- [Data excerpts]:
________________________________________

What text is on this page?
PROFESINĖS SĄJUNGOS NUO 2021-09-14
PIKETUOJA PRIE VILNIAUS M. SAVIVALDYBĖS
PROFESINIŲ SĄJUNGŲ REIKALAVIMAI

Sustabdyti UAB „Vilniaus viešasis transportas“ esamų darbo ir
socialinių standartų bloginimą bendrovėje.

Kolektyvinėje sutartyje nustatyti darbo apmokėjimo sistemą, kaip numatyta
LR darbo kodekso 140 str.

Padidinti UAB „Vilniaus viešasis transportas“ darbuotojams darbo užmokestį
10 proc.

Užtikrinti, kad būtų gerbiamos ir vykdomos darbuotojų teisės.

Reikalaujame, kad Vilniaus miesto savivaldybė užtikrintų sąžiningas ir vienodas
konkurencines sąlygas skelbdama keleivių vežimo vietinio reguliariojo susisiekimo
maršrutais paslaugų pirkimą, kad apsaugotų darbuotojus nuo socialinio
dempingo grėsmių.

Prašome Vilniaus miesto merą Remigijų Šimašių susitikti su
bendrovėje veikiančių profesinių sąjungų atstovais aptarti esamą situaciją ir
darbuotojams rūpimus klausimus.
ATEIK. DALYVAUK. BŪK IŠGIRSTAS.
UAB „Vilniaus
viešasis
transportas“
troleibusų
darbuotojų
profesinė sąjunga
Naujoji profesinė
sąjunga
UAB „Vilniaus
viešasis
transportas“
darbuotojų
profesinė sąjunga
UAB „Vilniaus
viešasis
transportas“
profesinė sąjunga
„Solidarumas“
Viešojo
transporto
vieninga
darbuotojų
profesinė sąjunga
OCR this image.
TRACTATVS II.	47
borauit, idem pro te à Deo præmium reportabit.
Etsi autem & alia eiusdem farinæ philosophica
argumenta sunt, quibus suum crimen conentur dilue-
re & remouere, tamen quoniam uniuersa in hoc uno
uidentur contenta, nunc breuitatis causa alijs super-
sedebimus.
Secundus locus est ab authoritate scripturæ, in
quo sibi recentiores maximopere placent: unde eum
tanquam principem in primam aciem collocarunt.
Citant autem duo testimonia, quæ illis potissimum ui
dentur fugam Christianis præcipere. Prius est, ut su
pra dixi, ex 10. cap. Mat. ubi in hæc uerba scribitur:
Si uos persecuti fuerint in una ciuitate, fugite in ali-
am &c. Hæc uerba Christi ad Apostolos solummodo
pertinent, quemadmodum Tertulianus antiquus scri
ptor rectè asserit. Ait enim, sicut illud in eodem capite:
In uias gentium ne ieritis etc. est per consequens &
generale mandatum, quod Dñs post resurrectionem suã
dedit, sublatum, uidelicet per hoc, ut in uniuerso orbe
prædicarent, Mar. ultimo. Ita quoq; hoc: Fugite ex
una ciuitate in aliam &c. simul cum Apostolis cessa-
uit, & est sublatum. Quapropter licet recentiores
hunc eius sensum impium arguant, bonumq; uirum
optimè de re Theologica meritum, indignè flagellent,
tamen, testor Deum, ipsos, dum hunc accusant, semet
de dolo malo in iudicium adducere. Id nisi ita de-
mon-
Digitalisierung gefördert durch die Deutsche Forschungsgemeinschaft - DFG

________________________________________

- [Task statement]:
Exactly reproduce every line of the data above.

- [Reply]:
What text is on this page?
PROFESINĖS SĄJUNGOS NUO 2021-09-14
PIKETUOJA PRIE VILNIAUS M. SAVIVALDYBĖS
PROFESINIŲ SĄJUNGŲ REIKALAVIMAI

Sustabdyti UAB „Vilniaus viešasis transportas“ esamų darbo ir
socialinių standartų bloginimą bendrovėje.

Kolektyvinėje sutartyje nustatyti darbo apmokėjimo sistemą, kaip numatyta
LR darbo kodekso 140 str.

Padidinti UAB „Vilniaus viešasis transportas“ darbuotojams darbo užmokestį
10 proc.

Užtikrinti, kad būtų gerbiamos ir vykdomos darbuotojų teisės.

Reikalaujame, kad Vilniaus miesto savivaldybė užtikrintų sąžiningas ir vienodas
konkurencines sąlygas skelbdama keleivių vežimo vietinio reguliariojo susisiekimo
maršrutais paslaugų pirkimą, kad apsaugotų darbuotojus nuo socialinio
dempingo grėsmių.

Prašome Vilniaus miesto merą Remigijų Šimašių susitikti su
bendrovėje veikiančių profesinių sąjungų atstovais aptarti esamą situaciją ir
darbuotojams rūpimus klausimus.
ATEIK. DALYVAUK. BŪK IŠGIRSTAS.
UAB „Vilniaus
viešasis
transportas“
troleibusų
darbuotojų
profesinė sąjunga
Naujoji profesinė
sąjunga
UAB „Vilniaus
viešasis
transportas“
darbuotojų
profesinė sąjunga
UAB „Vilniaus
viešasis
transportas“
profesinė sąjunga
„Solidarumas“
Viešojo
transporto
vieninga
darbuotojų
profesinė sąjunga
OCR this image.
TRACTATVS II.	47
borauit, idem pro te à Deo præmium reportabit.
Etsi autem & alia eiusdem farinæ philosophica
argumenta sunt, quibus suum crimen conentur dilue-
re & remouere, tamen quoniam uniuersa in hoc uno
uidentur contenta, nunc breuitatis causa alijs super-
sedebimus.
Secundus locus est ab authoritate scripturæ, in
quo sibi recentiores maximopere placent: unde eum
tanquam principem in primam aciem collocarunt.
Citant autem duo testimonia, quæ illis potissimum ui
dentur fugam Christianis præcipere. Prius est, ut su
pra dixi, ex 10. cap. Mat. ubi in hæc uerba scribitur:
Si uos persecuti fuerint in una ciuitate, fugite in ali-
am &c. Hæc uerba Christi ad Apostolos solummodo
pertinent, quemadmodum Tertulianus antiquus scri
ptor rectè asserit. Ait enim, sicut illud in eodem capite:
In uias gentium ne ieritis etc. est per consequens &
generale mandatum, quod Dñs post resurrectionem suã
dedit, sublatum, uidelicet per hoc, ut in uniuerso orbe
prædicarent, Mar. ultimo. Ita quoq; hoc: Fugite ex
una ciuitate in aliam &c. simul cum Apostolis cessa-
uit, & est sublatum. Quapropter licet recentiores
hunc eius sensum impium arguant, bonumq; uirum
optimè de re Theologica meritum, indignè flagellent,
tamen, testor Deum, ipsos, dum hunc accusant, semet
de dolo malo in iudicium adducere. Id nisi ita de-
mon-
Digitalisierung gefördert durch die Deutsche Forschungsgemeinschaft - DFG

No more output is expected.